**The request**. Copy each line that contains the string "Solar".

## Begin Recorded information

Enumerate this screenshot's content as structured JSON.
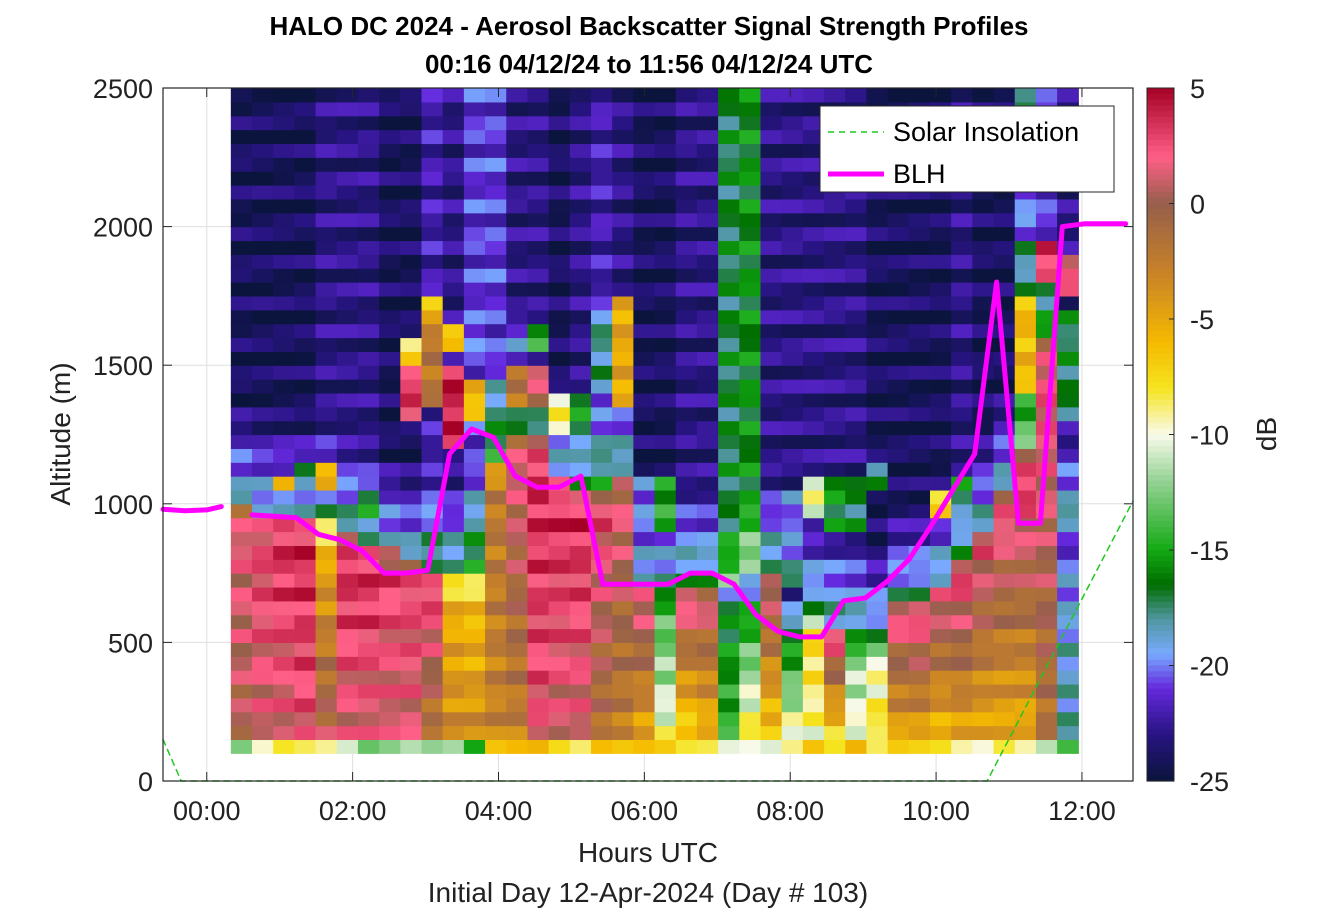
{
  "chart_data": {
    "type": "heatmap",
    "title": "HALO DC 2024 - Aerosol Backscatter Signal Strength Profiles",
    "subtitle": "00:16 04/12/24 to 11:56 04/12/24  UTC",
    "xlabel": "Hours UTC",
    "xlabel2": "Initial Day 12-Apr-2024 (Day # 103)",
    "ylabel": "Altitude (m)",
    "colorbar_label": "dB",
    "xlim": [
      -0.6,
      12.7
    ],
    "ylim": [
      0,
      2500
    ],
    "clim": [
      -25,
      5
    ],
    "x_ticks": [
      0,
      2,
      4,
      6,
      8,
      10,
      12
    ],
    "x_tick_labels": [
      "00:00",
      "02:00",
      "04:00",
      "06:00",
      "08:00",
      "10:00",
      "12:00"
    ],
    "y_ticks": [
      0,
      500,
      1000,
      1500,
      2000,
      2500
    ],
    "y_tick_labels": [
      "0",
      "500",
      "1000",
      "1500",
      "2000",
      "2500"
    ],
    "colorbar_ticks": [
      5,
      0,
      -5,
      -10,
      -15,
      -20,
      -25
    ],
    "colorbar_tick_labels": [
      "5",
      "0",
      "-5",
      "-10",
      "-15",
      "-20",
      "-25"
    ],
    "grid": true,
    "legend_position": "top-right",
    "heatmap": {
      "x_start": 0.33,
      "x_end": 11.95,
      "y_start": 100,
      "y_end": 2500,
      "y_bin": 50,
      "columns": [
        {
          "lowest": -14,
          "surface": 0,
          "peak": 2,
          "aerosol_top": 1000,
          "upper": -24,
          "plumes": []
        },
        {
          "lowest": -11,
          "surface": 1,
          "peak": 3,
          "aerosol_top": 970,
          "upper": -24,
          "plumes": [
            {
              "y": 1000,
              "h": 60,
              "v": -20
            }
          ]
        },
        {
          "lowest": -9,
          "surface": 1,
          "peak": 4,
          "aerosol_top": 970,
          "upper": -24,
          "plumes": [
            {
              "y": 1050,
              "h": 60,
              "v": -7
            }
          ]
        },
        {
          "lowest": -9,
          "surface": 2,
          "peak": 4,
          "aerosol_top": 960,
          "upper": -24,
          "plumes": [
            {
              "y": 1100,
              "h": 60,
              "v": -16
            }
          ]
        },
        {
          "lowest": -9,
          "surface": 1,
          "peak": -6,
          "aerosol_top": 930,
          "upper": -23,
          "plumes": [
            {
              "y": 1050,
              "h": 100,
              "v": -6
            }
          ]
        },
        {
          "lowest": -10,
          "surface": 1,
          "peak": 4,
          "aerosol_top": 880,
          "upper": -23,
          "plumes": []
        },
        {
          "lowest": -12,
          "surface": 1,
          "peak": 4,
          "aerosol_top": 860,
          "upper": -23,
          "plumes": [
            {
              "y": 950,
              "h": 100,
              "v": -16
            }
          ]
        },
        {
          "lowest": -11,
          "surface": 1,
          "peak": 3,
          "aerosol_top": 830,
          "upper": -24,
          "plumes": []
        },
        {
          "lowest": -10,
          "surface": 1,
          "peak": 3,
          "aerosol_top": 790,
          "upper": -24,
          "plumes": [
            {
              "y": 1300,
              "h": 250,
              "v": 3
            },
            {
              "y": 1500,
              "h": 100,
              "v": -8
            }
          ]
        },
        {
          "lowest": -11,
          "surface": -3,
          "peak": 4,
          "aerosol_top": 740,
          "upper": -22,
          "plumes": [
            {
              "y": 1350,
              "h": 350,
              "v": -2
            },
            {
              "y": 1650,
              "h": 100,
              "v": -6
            }
          ]
        },
        {
          "lowest": -11,
          "surface": -3,
          "peak": -6,
          "aerosol_top": 740,
          "upper": -23,
          "plumes": [
            {
              "y": 1200,
              "h": 300,
              "v": 4
            },
            {
              "y": 1550,
              "h": 100,
              "v": -6
            }
          ]
        },
        {
          "lowest": -15,
          "surface": -3,
          "peak": -7,
          "aerosol_top": 760,
          "upper": -21,
          "plumes": [
            {
              "y": 1300,
              "h": 150,
              "v": -6
            },
            {
              "y": 1550,
              "h": 100,
              "v": -20
            }
          ]
        },
        {
          "lowest": -7,
          "surface": -3,
          "peak": -2,
          "aerosol_top": 1170,
          "upper": -21,
          "plumes": []
        },
        {
          "lowest": -7,
          "surface": -3,
          "peak": 2,
          "aerosol_top": 1270,
          "upper": -23,
          "plumes": [
            {
              "y": 1350,
              "h": 150,
              "v": -2
            },
            {
              "y": 1550,
              "h": 100,
              "v": -20
            }
          ]
        },
        {
          "lowest": -7,
          "surface": 2,
          "peak": 4,
          "aerosol_top": 1240,
          "upper": -23,
          "plumes": [
            {
              "y": 1350,
              "h": 150,
              "v": 1
            },
            {
              "y": 1550,
              "h": 80,
              "v": -15
            }
          ]
        },
        {
          "lowest": -9,
          "surface": 1,
          "peak": 4,
          "aerosol_top": 1100,
          "upper": -24,
          "plumes": [
            {
              "y": 1250,
              "h": 150,
              "v": -9
            }
          ]
        },
        {
          "lowest": -10,
          "surface": 1,
          "peak": 4,
          "aerosol_top": 1060,
          "upper": -23,
          "plumes": [
            {
              "y": 1250,
              "h": 150,
              "v": -16
            }
          ]
        },
        {
          "lowest": -7,
          "surface": -2,
          "peak": 3,
          "aerosol_top": 1060,
          "upper": -22,
          "plumes": [
            {
              "y": 1400,
              "h": 300,
              "v": -18
            }
          ]
        },
        {
          "lowest": -7,
          "surface": -3,
          "peak": 2,
          "aerosol_top": 1100,
          "upper": -23,
          "plumes": [
            {
              "y": 1350,
              "h": 400,
              "v": -5
            }
          ]
        },
        {
          "lowest": -6,
          "surface": -6,
          "peak": 3,
          "aerosol_top": 720,
          "upper": -24,
          "plumes": [
            {
              "y": 900,
              "h": 200,
              "v": -20
            }
          ]
        },
        {
          "lowest": -6,
          "surface": -9,
          "peak": -15,
          "aerosol_top": 720,
          "upper": -24,
          "plumes": [
            {
              "y": 900,
              "h": 200,
              "v": -15
            }
          ]
        },
        {
          "lowest": -7,
          "surface": -9,
          "peak": 3,
          "aerosol_top": 710,
          "upper": -23,
          "plumes": []
        },
        {
          "lowest": -7,
          "surface": -7,
          "peak": 2,
          "aerosol_top": 700,
          "upper": -23,
          "plumes": []
        },
        {
          "lowest": -9,
          "surface": -14,
          "peak": -17,
          "aerosol_top": 710,
          "upper": -19,
          "plumes": [
            {
              "y": 1000,
              "h": 2000,
              "v": -17
            }
          ]
        },
        {
          "lowest": -9,
          "surface": -7,
          "peak": -18,
          "aerosol_top": 750,
          "upper": -17,
          "plumes": [
            {
              "y": 1000,
              "h": 2000,
              "v": -16
            }
          ]
        },
        {
          "lowest": -10,
          "surface": -8,
          "peak": 2,
          "aerosol_top": 750,
          "upper": -23,
          "plumes": []
        },
        {
          "lowest": -9,
          "surface": -8,
          "peak": -20,
          "aerosol_top": 690,
          "upper": -23,
          "plumes": [
            {
              "y": 850,
              "h": 200,
              "v": -20
            }
          ]
        },
        {
          "lowest": -7,
          "surface": -10,
          "peak": -7,
          "aerosol_top": 580,
          "upper": -23,
          "plumes": [
            {
              "y": 950,
              "h": 150,
              "v": -10
            }
          ]
        },
        {
          "lowest": -9,
          "surface": -9,
          "peak": 3,
          "aerosol_top": 540,
          "upper": -23,
          "plumes": [
            {
              "y": 900,
              "h": 200,
              "v": -16
            }
          ]
        },
        {
          "lowest": -7,
          "surface": -9,
          "peak": -13,
          "aerosol_top": 520,
          "upper": -23,
          "plumes": [
            {
              "y": 900,
              "h": 200,
              "v": -17
            }
          ]
        },
        {
          "lowest": -10,
          "surface": -7,
          "peak": -11,
          "aerosol_top": 520,
          "upper": -24,
          "plumes": [
            {
              "y": 1050,
              "h": 100,
              "v": -17
            }
          ]
        },
        {
          "lowest": -8,
          "surface": -6,
          "peak": 3,
          "aerosol_top": 650,
          "upper": -24,
          "plumes": []
        },
        {
          "lowest": -8,
          "surface": -6,
          "peak": 4,
          "aerosol_top": 660,
          "upper": -24,
          "plumes": []
        },
        {
          "lowest": -8,
          "surface": -7,
          "peak": 3,
          "aerosol_top": 720,
          "upper": -24,
          "plumes": [
            {
              "y": 950,
              "h": 100,
              "v": -7
            }
          ]
        },
        {
          "lowest": -9,
          "surface": -6,
          "peak": 4,
          "aerosol_top": 800,
          "upper": -23,
          "plumes": [
            {
              "y": 1000,
              "h": 80,
              "v": -16
            }
          ]
        },
        {
          "lowest": -9,
          "surface": -6,
          "peak": 3,
          "aerosol_top": 920,
          "upper": -24,
          "plumes": []
        },
        {
          "lowest": -7,
          "surface": -6,
          "peak": 3,
          "aerosol_top": 1050,
          "upper": -24,
          "plumes": []
        },
        {
          "lowest": -8,
          "surface": -6,
          "peak": 4,
          "aerosol_top": 1180,
          "upper": -18,
          "plumes": [
            {
              "y": 1400,
              "h": 350,
              "v": -6
            },
            {
              "y": 1950,
              "h": 250,
              "v": -20
            }
          ]
        },
        {
          "lowest": -10,
          "surface": -2,
          "peak": 3,
          "aerosol_top": 1600,
          "upper": -21,
          "plumes": [
            {
              "y": 1800,
              "h": 150,
              "v": 3
            }
          ]
        },
        {
          "lowest": -13,
          "surface": -18,
          "peak": -20,
          "aerosol_top": 900,
          "upper": -23,
          "plumes": [
            {
              "y": 1300,
              "h": 400,
              "v": -17
            },
            {
              "y": 1750,
              "h": 150,
              "v": 2
            }
          ]
        }
      ]
    },
    "series": [
      {
        "name": "Solar Insolation",
        "color": "#1ec81e",
        "style": "dashed",
        "x": [
          -0.6,
          -0.35,
          10.7,
          12.7
        ],
        "y": [
          150,
          0,
          0,
          1010
        ]
      },
      {
        "name": "BLH",
        "color": "#ff00ff",
        "style": "solid",
        "x": [
          -0.6,
          -0.3,
          0.0,
          0.2
        ],
        "y": [
          980,
          975,
          978,
          990
        ]
      },
      {
        "name": "BLH",
        "color": "#ff00ff",
        "style": "solid",
        "x": [
          0.62,
          0.93,
          1.23,
          1.53,
          1.83,
          2.13,
          2.43,
          2.73,
          3.03,
          3.33,
          3.63,
          3.93,
          4.23,
          4.53,
          4.83,
          5.13,
          5.43,
          5.73,
          6.03,
          6.33,
          6.63,
          6.93,
          7.23,
          7.53,
          7.83,
          8.13,
          8.43,
          8.73,
          9.03,
          9.33,
          9.63,
          9.93,
          10.23,
          10.53,
          10.83,
          11.13,
          11.43,
          11.73,
          12.03,
          12.33,
          12.6
        ],
        "y": [
          960,
          955,
          950,
          890,
          870,
          830,
          750,
          750,
          760,
          1180,
          1270,
          1240,
          1100,
          1060,
          1060,
          1100,
          710,
          710,
          710,
          710,
          750,
          750,
          710,
          600,
          540,
          520,
          520,
          650,
          660,
          720,
          800,
          920,
          1050,
          1180,
          1800,
          930,
          930,
          2000,
          2010,
          2010,
          2010
        ]
      }
    ],
    "legend": [
      {
        "label": "Solar Insolation",
        "color": "#1ec81e",
        "style": "dashed"
      },
      {
        "label": "BLH",
        "color": "#ff00ff",
        "style": "solid"
      }
    ]
  }
}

## End Recorded information

**Reply**.
        "name": "Solar Insolation",
        "label": "Solar Insolation",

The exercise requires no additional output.